[Extracts from a graphics dataset]
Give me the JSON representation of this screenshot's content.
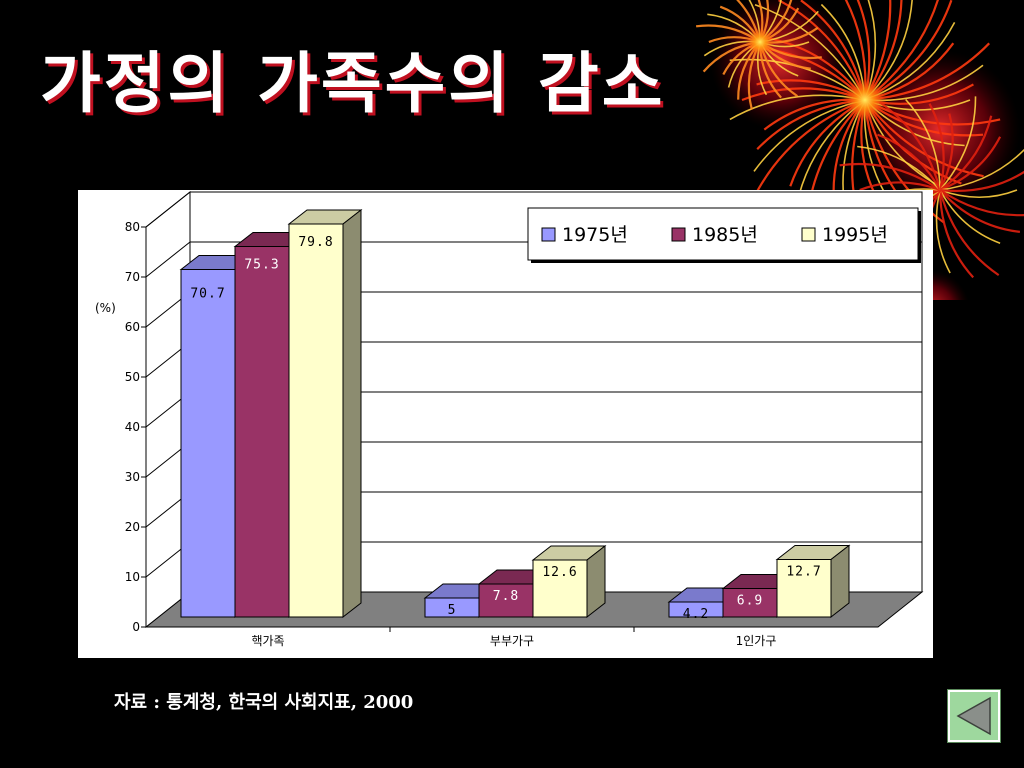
{
  "slide": {
    "title": "가정의 가족수의 감소",
    "source": "자료 : 통계청, 한국의 사회지표, 2000"
  },
  "colors": {
    "background": "#000000",
    "title_shadow": "#c01020"
  },
  "icons": {
    "back": "back-triangle-icon",
    "decoration": "firework-icon"
  },
  "chart_data": {
    "type": "bar",
    "three_d": true,
    "title": "",
    "xlabel": "",
    "ylabel": "(%)",
    "ylim": [
      0,
      80
    ],
    "yticks": [
      0,
      10,
      20,
      30,
      40,
      50,
      60,
      70,
      80
    ],
    "grid": true,
    "legend_position": "top-right",
    "categories": [
      "핵가족",
      "부부가구",
      "1인가구"
    ],
    "series": [
      {
        "name": "1975년",
        "color": "#9999ff",
        "values": [
          70.7,
          5,
          4.2
        ],
        "labels": [
          "70.7",
          "5",
          "4.2"
        ]
      },
      {
        "name": "1985년",
        "color": "#993366",
        "values": [
          75.3,
          7.8,
          6.9
        ],
        "labels": [
          "75.3",
          "7.8",
          "6.9"
        ]
      },
      {
        "name": "1995년",
        "color": "#ffffcc",
        "values": [
          79.8,
          12.6,
          12.7
        ],
        "labels": [
          "79.8",
          "12.6",
          "12.7"
        ]
      }
    ]
  }
}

• **Task goal**:
Set down the lines of the records above exactly, apart from the pictures.

• **Task response**:
Give me the JSON representation of this screenshot's content.
{
  "slide": {
    "title": "가정의 가족수의 감소",
    "source": "자료 : 통계청, 한국의 사회지표, 2000"
  },
  "colors": {
    "background": "#000000",
    "title_shadow": "#c01020"
  },
  "icons": {
    "back": "back-triangle-icon",
    "decoration": "firework-icon"
  },
  "chart_data": {
    "type": "bar",
    "three_d": true,
    "title": "",
    "xlabel": "",
    "ylabel": "(%)",
    "ylim": [
      0,
      80
    ],
    "yticks": [
      0,
      10,
      20,
      30,
      40,
      50,
      60,
      70,
      80
    ],
    "grid": true,
    "legend_position": "top-right",
    "categories": [
      "핵가족",
      "부부가구",
      "1인가구"
    ],
    "series": [
      {
        "name": "1975년",
        "color": "#9999ff",
        "values": [
          70.7,
          5,
          4.2
        ],
        "labels": [
          "70.7",
          "5",
          "4.2"
        ]
      },
      {
        "name": "1985년",
        "color": "#993366",
        "values": [
          75.3,
          7.8,
          6.9
        ],
        "labels": [
          "75.3",
          "7.8",
          "6.9"
        ]
      },
      {
        "name": "1995년",
        "color": "#ffffcc",
        "values": [
          79.8,
          12.6,
          12.7
        ],
        "labels": [
          "79.8",
          "12.6",
          "12.7"
        ]
      }
    ]
  }
}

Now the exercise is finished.